--- Start ---

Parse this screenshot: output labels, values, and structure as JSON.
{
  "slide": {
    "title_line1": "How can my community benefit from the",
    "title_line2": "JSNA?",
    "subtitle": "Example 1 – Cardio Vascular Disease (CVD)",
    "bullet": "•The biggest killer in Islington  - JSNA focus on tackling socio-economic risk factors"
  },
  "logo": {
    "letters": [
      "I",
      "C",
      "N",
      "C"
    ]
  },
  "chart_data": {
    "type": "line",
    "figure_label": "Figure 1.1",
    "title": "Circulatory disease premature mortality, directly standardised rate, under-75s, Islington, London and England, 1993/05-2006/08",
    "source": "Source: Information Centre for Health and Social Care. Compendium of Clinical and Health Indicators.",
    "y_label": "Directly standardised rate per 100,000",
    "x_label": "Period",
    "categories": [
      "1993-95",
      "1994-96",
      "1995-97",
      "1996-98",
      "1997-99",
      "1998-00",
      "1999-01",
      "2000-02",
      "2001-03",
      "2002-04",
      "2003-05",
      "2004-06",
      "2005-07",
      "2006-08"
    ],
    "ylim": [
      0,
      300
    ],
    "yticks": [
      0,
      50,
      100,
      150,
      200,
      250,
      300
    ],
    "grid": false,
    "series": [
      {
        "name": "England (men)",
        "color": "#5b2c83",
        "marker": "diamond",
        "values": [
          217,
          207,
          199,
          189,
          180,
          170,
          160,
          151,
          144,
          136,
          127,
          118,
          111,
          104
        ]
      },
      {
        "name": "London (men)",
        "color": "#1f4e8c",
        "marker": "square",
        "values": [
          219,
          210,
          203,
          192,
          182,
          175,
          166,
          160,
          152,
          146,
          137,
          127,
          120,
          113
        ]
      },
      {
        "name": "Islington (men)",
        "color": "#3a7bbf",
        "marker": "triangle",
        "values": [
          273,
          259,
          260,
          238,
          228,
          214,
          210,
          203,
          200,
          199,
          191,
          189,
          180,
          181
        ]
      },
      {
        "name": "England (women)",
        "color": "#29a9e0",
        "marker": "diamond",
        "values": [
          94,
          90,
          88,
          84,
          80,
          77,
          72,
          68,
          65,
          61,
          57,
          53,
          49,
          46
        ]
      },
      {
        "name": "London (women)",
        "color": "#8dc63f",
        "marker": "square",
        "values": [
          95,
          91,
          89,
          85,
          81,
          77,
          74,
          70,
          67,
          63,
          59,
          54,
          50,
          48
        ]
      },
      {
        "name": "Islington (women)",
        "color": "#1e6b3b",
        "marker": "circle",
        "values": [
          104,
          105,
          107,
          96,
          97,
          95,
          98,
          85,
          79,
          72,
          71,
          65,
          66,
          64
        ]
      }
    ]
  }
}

--- End ---

* Aim of the task: Give the number of lines in the listing above that contain "London", and nothing else.

* Solution for this problem: 3